PROBLEM:
Where a line below holds the string "Médicos", copy that line.

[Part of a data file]

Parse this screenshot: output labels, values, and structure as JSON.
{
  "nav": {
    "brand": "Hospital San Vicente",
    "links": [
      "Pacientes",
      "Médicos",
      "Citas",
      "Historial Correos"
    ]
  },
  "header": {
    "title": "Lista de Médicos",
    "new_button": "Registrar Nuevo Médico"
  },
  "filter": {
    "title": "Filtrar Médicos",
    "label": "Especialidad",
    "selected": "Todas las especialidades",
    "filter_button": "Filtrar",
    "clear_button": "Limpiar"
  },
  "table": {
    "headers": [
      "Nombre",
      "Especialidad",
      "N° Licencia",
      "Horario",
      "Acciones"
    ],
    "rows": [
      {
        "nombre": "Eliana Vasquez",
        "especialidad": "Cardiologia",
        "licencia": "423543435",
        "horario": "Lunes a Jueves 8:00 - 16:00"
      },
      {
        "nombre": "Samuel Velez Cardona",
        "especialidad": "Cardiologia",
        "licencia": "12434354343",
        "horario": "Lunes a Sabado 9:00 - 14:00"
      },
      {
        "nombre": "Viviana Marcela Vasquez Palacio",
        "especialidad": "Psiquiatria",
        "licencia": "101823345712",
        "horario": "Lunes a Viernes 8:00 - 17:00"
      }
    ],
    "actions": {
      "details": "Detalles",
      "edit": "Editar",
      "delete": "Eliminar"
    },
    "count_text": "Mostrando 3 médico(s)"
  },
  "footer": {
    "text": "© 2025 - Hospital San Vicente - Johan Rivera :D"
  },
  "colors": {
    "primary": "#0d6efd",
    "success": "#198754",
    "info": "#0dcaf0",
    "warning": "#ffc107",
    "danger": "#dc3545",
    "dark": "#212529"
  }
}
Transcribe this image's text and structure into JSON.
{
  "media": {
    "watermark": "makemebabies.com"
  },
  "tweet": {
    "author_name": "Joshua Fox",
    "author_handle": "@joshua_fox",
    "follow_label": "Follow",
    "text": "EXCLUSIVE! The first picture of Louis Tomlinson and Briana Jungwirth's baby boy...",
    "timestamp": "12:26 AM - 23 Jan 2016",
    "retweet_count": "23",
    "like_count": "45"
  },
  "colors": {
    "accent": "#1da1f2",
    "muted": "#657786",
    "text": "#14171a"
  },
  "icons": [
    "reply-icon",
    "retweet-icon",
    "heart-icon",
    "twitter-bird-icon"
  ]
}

RESPONSE TO THIS EXERCISE:
      "Médicos",
    "title": "Lista de Médicos",
    "title": "Filtrar Médicos",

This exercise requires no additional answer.